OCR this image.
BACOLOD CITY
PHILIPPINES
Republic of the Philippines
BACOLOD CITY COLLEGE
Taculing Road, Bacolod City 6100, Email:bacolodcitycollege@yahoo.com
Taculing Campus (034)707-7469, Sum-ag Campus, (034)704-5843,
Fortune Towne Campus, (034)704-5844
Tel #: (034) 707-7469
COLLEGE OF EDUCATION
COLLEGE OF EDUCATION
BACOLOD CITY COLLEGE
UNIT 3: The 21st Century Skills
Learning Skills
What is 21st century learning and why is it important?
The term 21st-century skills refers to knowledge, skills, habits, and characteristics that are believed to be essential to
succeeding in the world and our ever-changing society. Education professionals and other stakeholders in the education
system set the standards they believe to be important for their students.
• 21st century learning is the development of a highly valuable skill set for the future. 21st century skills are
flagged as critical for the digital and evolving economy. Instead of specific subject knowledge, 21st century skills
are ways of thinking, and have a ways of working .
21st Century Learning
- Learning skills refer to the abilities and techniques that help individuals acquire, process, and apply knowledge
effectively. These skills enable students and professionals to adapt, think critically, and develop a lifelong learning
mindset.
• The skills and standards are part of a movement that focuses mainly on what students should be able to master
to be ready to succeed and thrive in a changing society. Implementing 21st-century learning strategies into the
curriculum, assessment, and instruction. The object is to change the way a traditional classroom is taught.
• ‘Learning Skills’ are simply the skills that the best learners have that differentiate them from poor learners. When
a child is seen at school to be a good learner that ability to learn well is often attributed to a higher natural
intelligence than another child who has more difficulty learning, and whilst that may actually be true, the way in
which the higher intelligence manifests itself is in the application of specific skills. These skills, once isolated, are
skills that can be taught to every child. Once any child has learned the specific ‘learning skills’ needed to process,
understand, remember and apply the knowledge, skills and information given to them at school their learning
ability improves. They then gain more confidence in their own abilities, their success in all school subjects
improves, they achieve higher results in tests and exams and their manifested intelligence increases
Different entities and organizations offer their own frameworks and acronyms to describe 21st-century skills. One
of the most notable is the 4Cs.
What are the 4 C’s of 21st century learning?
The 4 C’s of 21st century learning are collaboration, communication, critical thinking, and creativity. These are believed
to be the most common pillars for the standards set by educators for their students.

**THE EXERCISE:**
Set down each entry again, unchanged.

**ANSWER TO THIS TASK:**
OCR this image.
BACOLOD CITY
PHILIPPINES
Republic of the Philippines
BACOLOD CITY COLLEGE
Taculing Road, Bacolod City 6100, Email:bacolodcitycollege@yahoo.com
Taculing Campus (034)707-7469, Sum-ag Campus, (034)704-5843,
Fortune Towne Campus, (034)704-5844
Tel #: (034) 707-7469
COLLEGE OF EDUCATION
COLLEGE OF EDUCATION
BACOLOD CITY COLLEGE
UNIT 3: The 21st Century Skills
Learning Skills
What is 21st century learning and why is it important?
The term 21st-century skills refers to knowledge, skills, habits, and characteristics that are believed to be essential to
succeeding in the world and our ever-changing society. Education professionals and other stakeholders in the education
system set the standards they believe to be important for their students.
• 21st century learning is the development of a highly valuable skill set for the future. 21st century skills are
flagged as critical for the digital and evolving economy. Instead of specific subject knowledge, 21st century skills
are ways of thinking, and have a ways of working .
21st Century Learning
- Learning skills refer to the abilities and techniques that help individuals acquire, process, and apply knowledge
effectively. These skills enable students and professionals to adapt, think critically, and develop a lifelong learning
mindset.
• The skills and standards are part of a movement that focuses mainly on what students should be able to master
to be ready to succeed and thrive in a changing society. Implementing 21st-century learning strategies into the
curriculum, assessment, and instruction. The object is to change the way a traditional classroom is taught.
• ‘Learning Skills’ are simply the skills that the best learners have that differentiate them from poor learners. When
a child is seen at school to be a good learner that ability to learn well is often attributed to a higher natural
intelligence than another child who has more difficulty learning, and whilst that may actually be true, the way in
which the higher intelligence manifests itself is in the application of specific skills. These skills, once isolated, are
skills that can be taught to every child. Once any child has learned the specific ‘learning skills’ needed to process,
understand, remember and apply the knowledge, skills and information given to them at school their learning
ability improves. They then gain more confidence in their own abilities, their success in all school subjects
improves, they achieve higher results in tests and exams and their manifested intelligence increases
Different entities and organizations offer their own frameworks and acronyms to describe 21st-century skills. One
of the most notable is the 4Cs.
What are the 4 C’s of 21st century learning?
The 4 C’s of 21st century learning are collaboration, communication, critical thinking, and creativity. These are believed
to be the most common pillars for the standards set by educators for their students.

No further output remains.